ENTRIES SUPPLIED:
>> START

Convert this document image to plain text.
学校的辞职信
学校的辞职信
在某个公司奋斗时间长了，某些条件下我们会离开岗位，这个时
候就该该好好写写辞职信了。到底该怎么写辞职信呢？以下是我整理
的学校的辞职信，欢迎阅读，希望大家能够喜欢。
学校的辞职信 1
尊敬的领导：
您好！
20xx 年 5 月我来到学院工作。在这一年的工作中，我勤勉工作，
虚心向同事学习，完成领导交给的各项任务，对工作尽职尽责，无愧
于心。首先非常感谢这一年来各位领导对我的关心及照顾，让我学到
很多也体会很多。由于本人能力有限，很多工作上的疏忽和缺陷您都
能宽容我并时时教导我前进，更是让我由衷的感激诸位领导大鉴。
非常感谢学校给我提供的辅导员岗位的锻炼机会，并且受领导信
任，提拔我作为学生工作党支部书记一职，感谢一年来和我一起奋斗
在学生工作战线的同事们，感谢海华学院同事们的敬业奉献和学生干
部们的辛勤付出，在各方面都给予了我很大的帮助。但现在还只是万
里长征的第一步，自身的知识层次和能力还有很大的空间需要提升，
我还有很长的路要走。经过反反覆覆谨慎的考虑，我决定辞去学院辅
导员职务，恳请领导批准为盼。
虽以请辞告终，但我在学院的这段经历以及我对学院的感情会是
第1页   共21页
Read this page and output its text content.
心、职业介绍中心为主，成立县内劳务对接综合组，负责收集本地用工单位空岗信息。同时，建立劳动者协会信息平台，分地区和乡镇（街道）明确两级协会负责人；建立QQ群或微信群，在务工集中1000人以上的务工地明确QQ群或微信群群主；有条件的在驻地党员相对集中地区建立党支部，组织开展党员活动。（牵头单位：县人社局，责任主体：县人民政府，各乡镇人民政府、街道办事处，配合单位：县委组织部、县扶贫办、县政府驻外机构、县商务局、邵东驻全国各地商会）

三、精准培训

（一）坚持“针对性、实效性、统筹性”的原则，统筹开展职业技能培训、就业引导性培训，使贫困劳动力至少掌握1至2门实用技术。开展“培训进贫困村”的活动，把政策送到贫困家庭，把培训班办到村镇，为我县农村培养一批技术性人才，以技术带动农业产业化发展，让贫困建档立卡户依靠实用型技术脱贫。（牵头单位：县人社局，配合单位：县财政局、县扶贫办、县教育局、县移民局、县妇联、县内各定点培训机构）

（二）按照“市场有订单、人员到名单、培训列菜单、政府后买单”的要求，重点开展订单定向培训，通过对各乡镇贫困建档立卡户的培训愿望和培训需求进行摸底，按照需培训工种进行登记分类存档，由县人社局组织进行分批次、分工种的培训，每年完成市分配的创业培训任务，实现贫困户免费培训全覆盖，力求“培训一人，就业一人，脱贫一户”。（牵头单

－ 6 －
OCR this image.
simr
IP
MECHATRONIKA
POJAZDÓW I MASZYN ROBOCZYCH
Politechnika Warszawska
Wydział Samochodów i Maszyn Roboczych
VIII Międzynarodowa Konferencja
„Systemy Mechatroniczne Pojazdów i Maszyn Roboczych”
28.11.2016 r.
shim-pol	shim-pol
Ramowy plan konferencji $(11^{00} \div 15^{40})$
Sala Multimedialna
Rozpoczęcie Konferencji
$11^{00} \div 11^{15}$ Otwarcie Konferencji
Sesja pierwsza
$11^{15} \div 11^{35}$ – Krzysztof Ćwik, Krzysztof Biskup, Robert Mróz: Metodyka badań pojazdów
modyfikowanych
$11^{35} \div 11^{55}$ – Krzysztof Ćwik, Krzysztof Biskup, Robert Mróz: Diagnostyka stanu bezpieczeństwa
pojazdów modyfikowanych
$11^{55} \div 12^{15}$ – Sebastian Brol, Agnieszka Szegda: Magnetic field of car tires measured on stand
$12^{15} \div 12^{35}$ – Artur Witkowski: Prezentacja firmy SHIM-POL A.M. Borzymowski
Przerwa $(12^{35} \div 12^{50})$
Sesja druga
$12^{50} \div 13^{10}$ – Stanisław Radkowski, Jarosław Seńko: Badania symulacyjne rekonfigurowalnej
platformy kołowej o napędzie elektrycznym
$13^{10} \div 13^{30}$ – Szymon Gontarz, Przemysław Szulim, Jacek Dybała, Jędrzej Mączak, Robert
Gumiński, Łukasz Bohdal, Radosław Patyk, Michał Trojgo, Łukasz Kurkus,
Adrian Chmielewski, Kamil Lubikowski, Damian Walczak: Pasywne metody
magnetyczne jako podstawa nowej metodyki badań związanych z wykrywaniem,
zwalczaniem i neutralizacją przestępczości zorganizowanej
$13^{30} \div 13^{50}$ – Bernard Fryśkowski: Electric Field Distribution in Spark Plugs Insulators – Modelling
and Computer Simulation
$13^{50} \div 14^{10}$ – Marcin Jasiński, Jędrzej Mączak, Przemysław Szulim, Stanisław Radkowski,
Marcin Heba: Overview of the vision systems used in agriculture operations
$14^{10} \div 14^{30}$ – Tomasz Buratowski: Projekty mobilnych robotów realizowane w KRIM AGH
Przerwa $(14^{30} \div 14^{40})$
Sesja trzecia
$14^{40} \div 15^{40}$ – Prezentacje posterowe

>> END

YOUR TASK: Take the listing above and set it down exactly.

TASK SOLUTION:
Convert this document image to plain text.
学校的辞职信
学校的辞职信
在某个公司奋斗时间长了，某些条件下我们会离开岗位，这个时
候就该该好好写写辞职信了。到底该怎么写辞职信呢？以下是我整理
的学校的辞职信，欢迎阅读，希望大家能够喜欢。
学校的辞职信 1
尊敬的领导：
您好！
20xx 年 5 月我来到学院工作。在这一年的工作中，我勤勉工作，
虚心向同事学习，完成领导交给的各项任务，对工作尽职尽责，无愧
于心。首先非常感谢这一年来各位领导对我的关心及照顾，让我学到
很多也体会很多。由于本人能力有限，很多工作上的疏忽和缺陷您都
能宽容我并时时教导我前进，更是让我由衷的感激诸位领导大鉴。
非常感谢学校给我提供的辅导员岗位的锻炼机会，并且受领导信
任，提拔我作为学生工作党支部书记一职，感谢一年来和我一起奋斗
在学生工作战线的同事们，感谢海华学院同事们的敬业奉献和学生干
部们的辛勤付出，在各方面都给予了我很大的帮助。但现在还只是万
里长征的第一步，自身的知识层次和能力还有很大的空间需要提升，
我还有很长的路要走。经过反反覆覆谨慎的考虑，我决定辞去学院辅
导员职务，恳请领导批准为盼。
虽以请辞告终，但我在学院的这段经历以及我对学院的感情会是
第1页   共21页
Read this page and output its text content.
心、职业介绍中心为主，成立县内劳务对接综合组，负责收集本地用工单位空岗信息。同时，建立劳动者协会信息平台，分地区和乡镇（街道）明确两级协会负责人；建立QQ群或微信群，在务工集中1000人以上的务工地明确QQ群或微信群群主；有条件的在驻地党员相对集中地区建立党支部，组织开展党员活动。（牵头单位：县人社局，责任主体：县人民政府，各乡镇人民政府、街道办事处，配合单位：县委组织部、县扶贫办、县政府驻外机构、县商务局、邵东驻全国各地商会）

三、精准培训

（一）坚持“针对性、实效性、统筹性”的原则，统筹开展职业技能培训、就业引导性培训，使贫困劳动力至少掌握1至2门实用技术。开展“培训进贫困村”的活动，把政策送到贫困家庭，把培训班办到村镇，为我县农村培养一批技术性人才，以技术带动农业产业化发展，让贫困建档立卡户依靠实用型技术脱贫。（牵头单位：县人社局，配合单位：县财政局、县扶贫办、县教育局、县移民局、县妇联、县内各定点培训机构）

（二）按照“市场有订单、人员到名单、培训列菜单、政府后买单”的要求，重点开展订单定向培训，通过对各乡镇贫困建档立卡户的培训愿望和培训需求进行摸底，按照需培训工种进行登记分类存档，由县人社局组织进行分批次、分工种的培训，每年完成市分配的创业培训任务，实现贫困户免费培训全覆盖，力求“培训一人，就业一人，脱贫一户”。（牵头单

－ 6 －
OCR this image.
simr
IP
MECHATRONIKA
POJAZDÓW I MASZYN ROBOCZYCH
Politechnika Warszawska
Wydział Samochodów i Maszyn Roboczych
VIII Międzynarodowa Konferencja
„Systemy Mechatroniczne Pojazdów i Maszyn Roboczych”
28.11.2016 r.
shim-pol	shim-pol
Ramowy plan konferencji $(11^{00} \div 15^{40})$
Sala Multimedialna
Rozpoczęcie Konferencji
$11^{00} \div 11^{15}$ Otwarcie Konferencji
Sesja pierwsza
$11^{15} \div 11^{35}$ – Krzysztof Ćwik, Krzysztof Biskup, Robert Mróz: Metodyka badań pojazdów
modyfikowanych
$11^{35} \div 11^{55}$ – Krzysztof Ćwik, Krzysztof Biskup, Robert Mróz: Diagnostyka stanu bezpieczeństwa
pojazdów modyfikowanych
$11^{55} \div 12^{15}$ – Sebastian Brol, Agnieszka Szegda: Magnetic field of car tires measured on stand
$12^{15} \div 12^{35}$ – Artur Witkowski: Prezentacja firmy SHIM-POL A.M. Borzymowski
Przerwa $(12^{35} \div 12^{50})$
Sesja druga
$12^{50} \div 13^{10}$ – Stanisław Radkowski, Jarosław Seńko: Badania symulacyjne rekonfigurowalnej
platformy kołowej o napędzie elektrycznym
$13^{10} \div 13^{30}$ – Szymon Gontarz, Przemysław Szulim, Jacek Dybała, Jędrzej Mączak, Robert
Gumiński, Łukasz Bohdal, Radosław Patyk, Michał Trojgo, Łukasz Kurkus,
Adrian Chmielewski, Kamil Lubikowski, Damian Walczak: Pasywne metody
magnetyczne jako podstawa nowej metodyki badań związanych z wykrywaniem,
zwalczaniem i neutralizacją przestępczości zorganizowanej
$13^{30} \div 13^{50}$ – Bernard Fryśkowski: Electric Field Distribution in Spark Plugs Insulators – Modelling
and Computer Simulation
$13^{50} \div 14^{10}$ – Marcin Jasiński, Jędrzej Mączak, Przemysław Szulim, Stanisław Radkowski,
Marcin Heba: Overview of the vision systems used in agriculture operations
$14^{10} \div 14^{30}$ – Tomasz Buratowski: Projekty mobilnych robotów realizowane w KRIM AGH
Przerwa $(14^{30} \div 14^{40})$
Sesja trzecia
$14^{40} \div 15^{40}$ – Prezentacje posterowe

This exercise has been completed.